*DATASET CONTENT*:
-- Start --

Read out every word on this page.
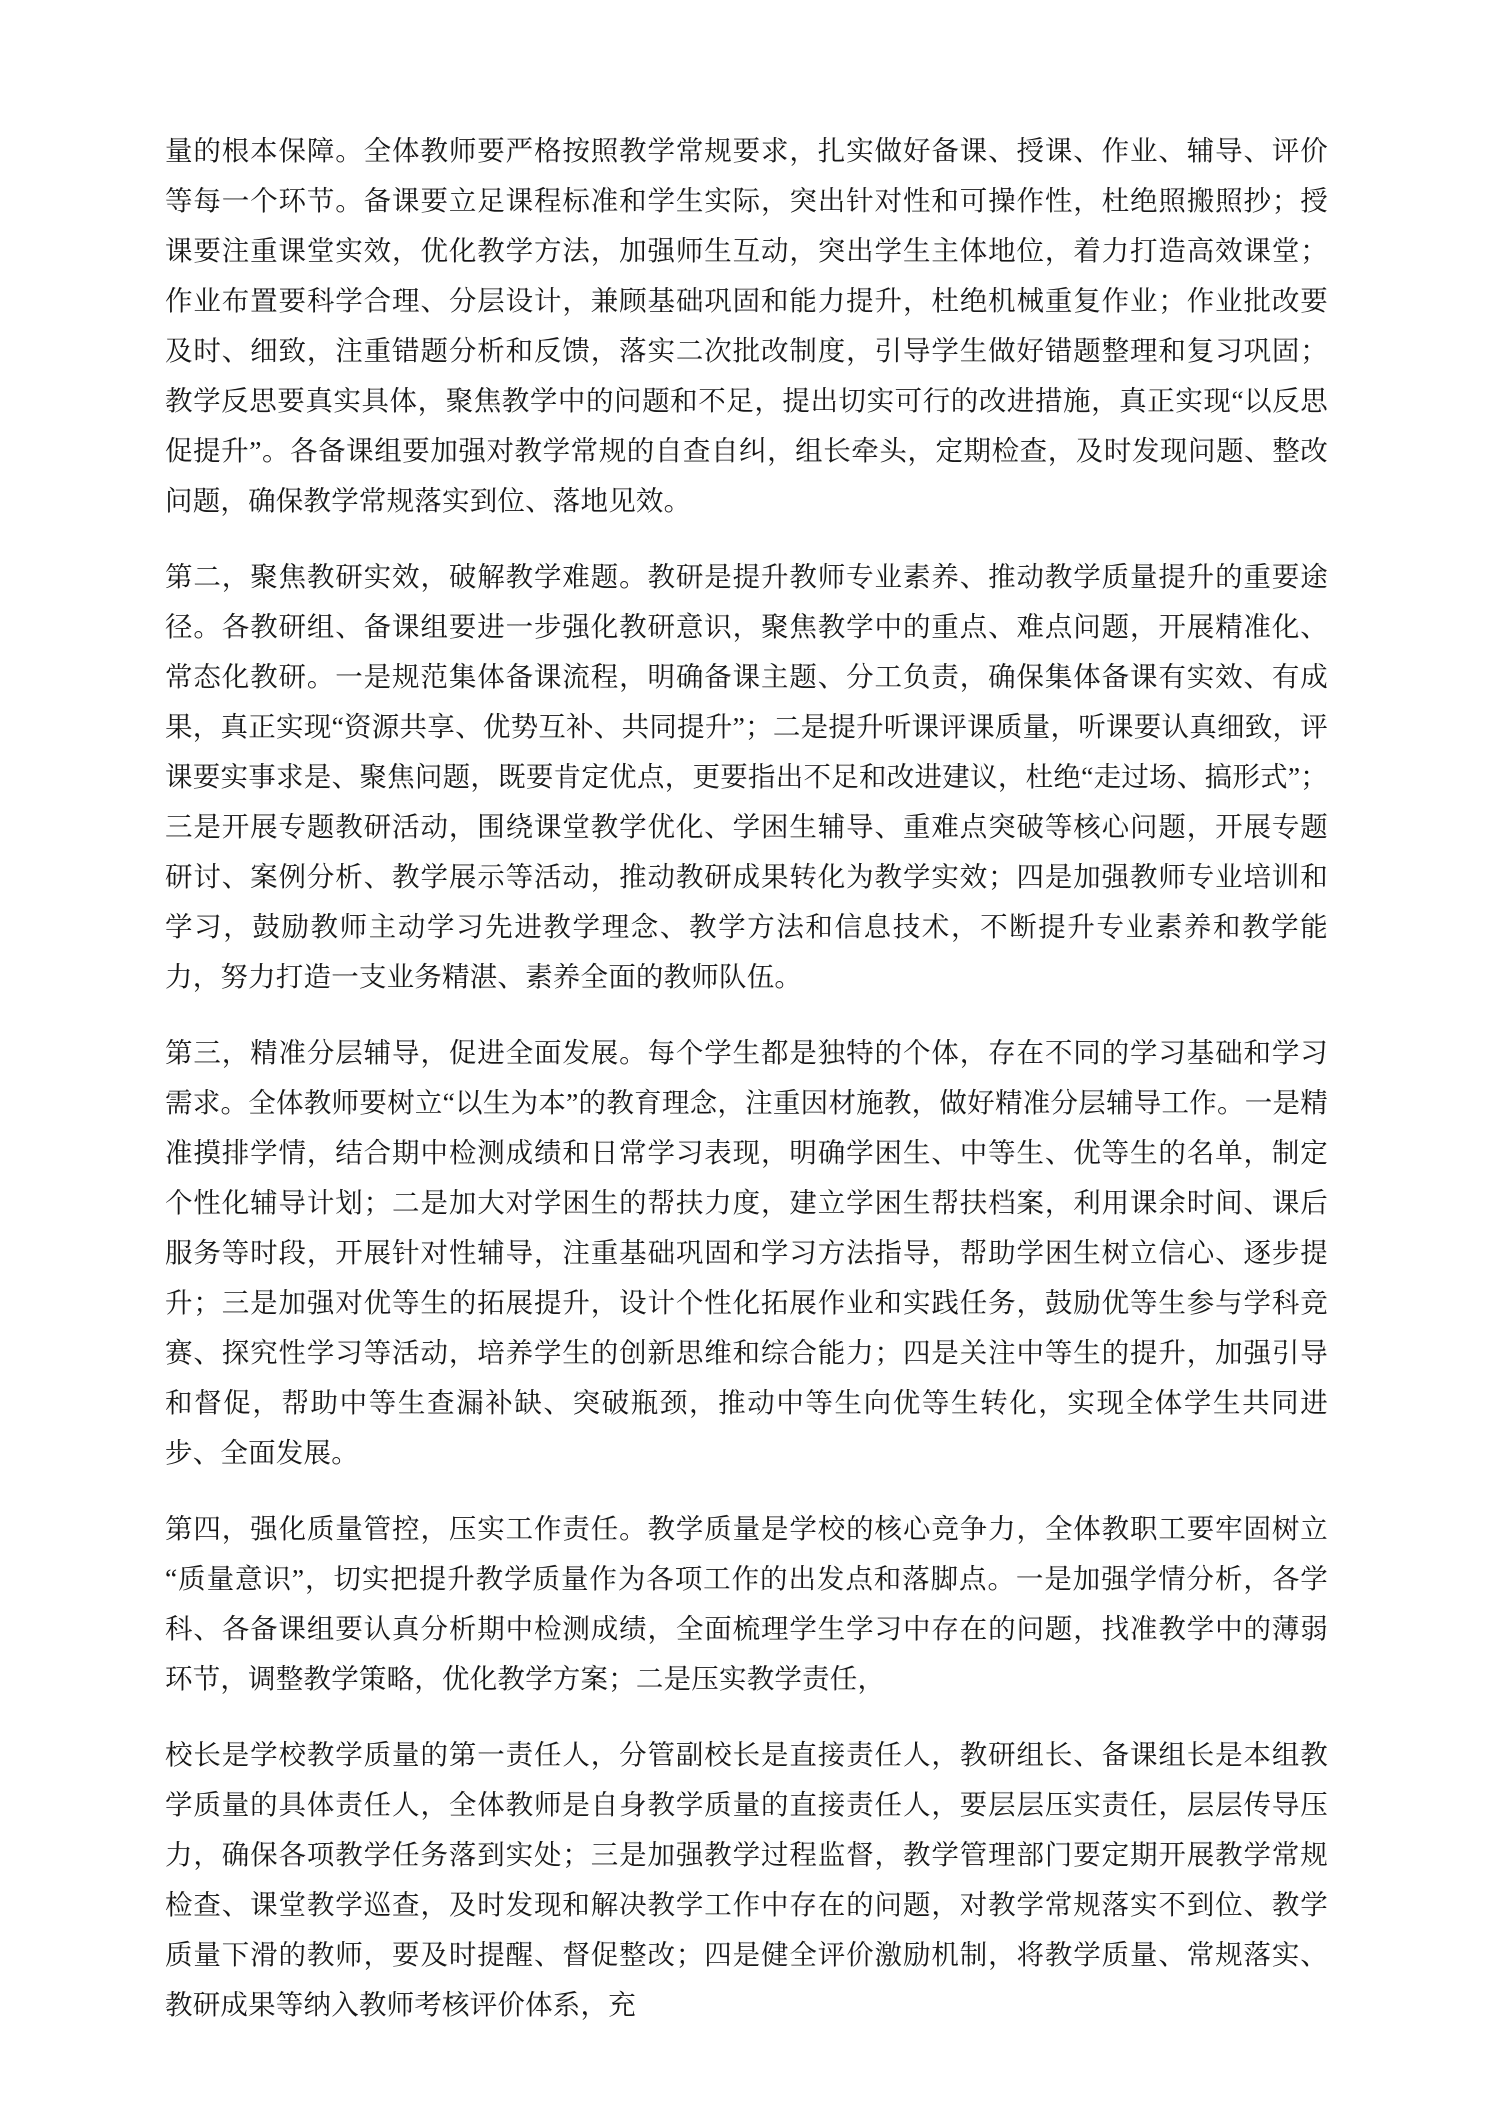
量的根本保障。全体教师要严格按照教学常规要求，扎实做好备课、授课、作业、辅导、评价等每一个环节。备课要立足课程标准和学生实际，突出针对性和可操作性，杜绝照搬照抄；授课要注重课堂实效，优化教学方法，加强师生互动，突出学生主体地位，着力打造高效课堂；作业布置要科学合理、分层设计，兼顾基础巩固和能力提升，杜绝机械重复作业；作业批改要及时、细致，注重错题分析和反馈，落实二次批改制度，引导学生做好错题整理和复习巩固；教学反思要真实具体，聚焦教学中的问题和不足，提出切实可行的改进措施，真正实现“以反思促提升”。各备课组要加强对教学常规的自查自纠，组长牵头，定期检查，及时发现问题、整改问题，确保教学常规落实到位、落地见效。

第二，聚焦教研实效，破解教学难题。教研是提升教师专业素养、推动教学质量提升的重要途径。各教研组、备课组要进一步强化教研意识，聚焦教学中的重点、难点问题，开展精准化、常态化教研。一是规范集体备课流程，明确备课主题、分工负责，确保集体备课有实效、有成果，真正实现“资源共享、优势互补、共同提升”；二是提升听课评课质量，听课要认真细致，评课要实事求是、聚焦问题，既要肯定优点，更要指出不足和改进建议，杜绝“走过场、搞形式”；三是开展专题教研活动，围绕课堂教学优化、学困生辅导、重难点突破等核心问题，开展专题研讨、案例分析、教学展示等活动，推动教研成果转化为教学实效；四是加强教师专业培训和学习，鼓励教师主动学习先进教学理念、教学方法和信息技术，不断提升专业素养和教学能力，努力打造一支业务精湛、素养全面的教师队伍。

第三，精准分层辅导，促进全面发展。每个学生都是独特的个体，存在不同的学习基础和学习需求。全体教师要树立“以生为本”的教育理念，注重因材施教，做好精准分层辅导工作。一是精准摸排学情，结合期中检测成绩和日常学习表现，明确学困生、中等生、优等生的名单，制定个性化辅导计划；二是加大对学困生的帮扶力度，建立学困生帮扶档案，利用课余时间、课后服务等时段，开展针对性辅导，注重基础巩固和学习方法指导，帮助学困生树立信心、逐步提升；三是加强对优等生的拓展提升，设计个性化拓展作业和实践任务，鼓励优等生参与学科竞赛、探究性学习等活动，培养学生的创新思维和综合能力；四是关注中等生的提升，加强引导和督促，帮助中等生查漏补缺、突破瓶颈，推动中等生向优等生转化，实现全体学生共同进步、全面发展。

第四，强化质量管控，压实工作责任。教学质量是学校的核心竞争力，全体教职工要牢固树立“质量意识”，切实把提升教学质量作为各项工作的出发点和落脚点。一是加强学情分析，各学科、各备课组要认真分析期中检测成绩，全面梳理学生学习中存在的问题，找准教学中的薄弱环节，调整教学策略，优化教学方案；二是压实教学责任，

校长是学校教学质量的第一责任人，分管副校长是直接责任人，教研组长、备课组长是本组教学质量的具体责任人，全体教师是自身教学质量的直接责任人，要层层压实责任，层层传导压力，确保各项教学任务落到实处；三是加强教学过程监督，教学管理部门要定期开展教学常规检查、课堂教学巡查，及时发现和解决教学工作中存在的问题，对教学常规落实不到位、教学质量下滑的教师，要及时提醒、督促整改；四是健全评价激励机制，将教学质量、常规落实、教研成果等纳入教师考核评价体系，充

-- End --

*DIRECTION*:
Print out every entry above without changing a word, and leave out the pictures.

*WRITTEN RESPONSE*:
Read out every word on this page.
量的根本保障。全体教师要严格按照教学常规要求，扎实做好备课、授课、作业、辅导、评价等每一个环节。备课要立足课程标准和学生实际，突出针对性和可操作性，杜绝照搬照抄；授课要注重课堂实效，优化教学方法，加强师生互动，突出学生主体地位，着力打造高效课堂；作业布置要科学合理、分层设计，兼顾基础巩固和能力提升，杜绝机械重复作业；作业批改要及时、细致，注重错题分析和反馈，落实二次批改制度，引导学生做好错题整理和复习巩固；教学反思要真实具体，聚焦教学中的问题和不足，提出切实可行的改进措施，真正实现“以反思促提升”。各备课组要加强对教学常规的自查自纠，组长牵头，定期检查，及时发现问题、整改问题，确保教学常规落实到位、落地见效。

第二，聚焦教研实效，破解教学难题。教研是提升教师专业素养、推动教学质量提升的重要途径。各教研组、备课组要进一步强化教研意识，聚焦教学中的重点、难点问题，开展精准化、常态化教研。一是规范集体备课流程，明确备课主题、分工负责，确保集体备课有实效、有成果，真正实现“资源共享、优势互补、共同提升”；二是提升听课评课质量，听课要认真细致，评课要实事求是、聚焦问题，既要肯定优点，更要指出不足和改进建议，杜绝“走过场、搞形式”；三是开展专题教研活动，围绕课堂教学优化、学困生辅导、重难点突破等核心问题，开展专题研讨、案例分析、教学展示等活动，推动教研成果转化为教学实效；四是加强教师专业培训和学习，鼓励教师主动学习先进教学理念、教学方法和信息技术，不断提升专业素养和教学能力，努力打造一支业务精湛、素养全面的教师队伍。

第三，精准分层辅导，促进全面发展。每个学生都是独特的个体，存在不同的学习基础和学习需求。全体教师要树立“以生为本”的教育理念，注重因材施教，做好精准分层辅导工作。一是精准摸排学情，结合期中检测成绩和日常学习表现，明确学困生、中等生、优等生的名单，制定个性化辅导计划；二是加大对学困生的帮扶力度，建立学困生帮扶档案，利用课余时间、课后服务等时段，开展针对性辅导，注重基础巩固和学习方法指导，帮助学困生树立信心、逐步提升；三是加强对优等生的拓展提升，设计个性化拓展作业和实践任务，鼓励优等生参与学科竞赛、探究性学习等活动，培养学生的创新思维和综合能力；四是关注中等生的提升，加强引导和督促，帮助中等生查漏补缺、突破瓶颈，推动中等生向优等生转化，实现全体学生共同进步、全面发展。

第四，强化质量管控，压实工作责任。教学质量是学校的核心竞争力，全体教职工要牢固树立“质量意识”，切实把提升教学质量作为各项工作的出发点和落脚点。一是加强学情分析，各学科、各备课组要认真分析期中检测成绩，全面梳理学生学习中存在的问题，找准教学中的薄弱环节，调整教学策略，优化教学方案；二是压实教学责任，

校长是学校教学质量的第一责任人，分管副校长是直接责任人，教研组长、备课组长是本组教学质量的具体责任人，全体教师是自身教学质量的直接责任人，要层层压实责任，层层传导压力，确保各项教学任务落到实处；三是加强教学过程监督，教学管理部门要定期开展教学常规检查、课堂教学巡查，及时发现和解决教学工作中存在的问题，对教学常规落实不到位、教学质量下滑的教师，要及时提醒、督促整改；四是健全评价激励机制，将教学质量、常规落实、教研成果等纳入教师考核评价体系，充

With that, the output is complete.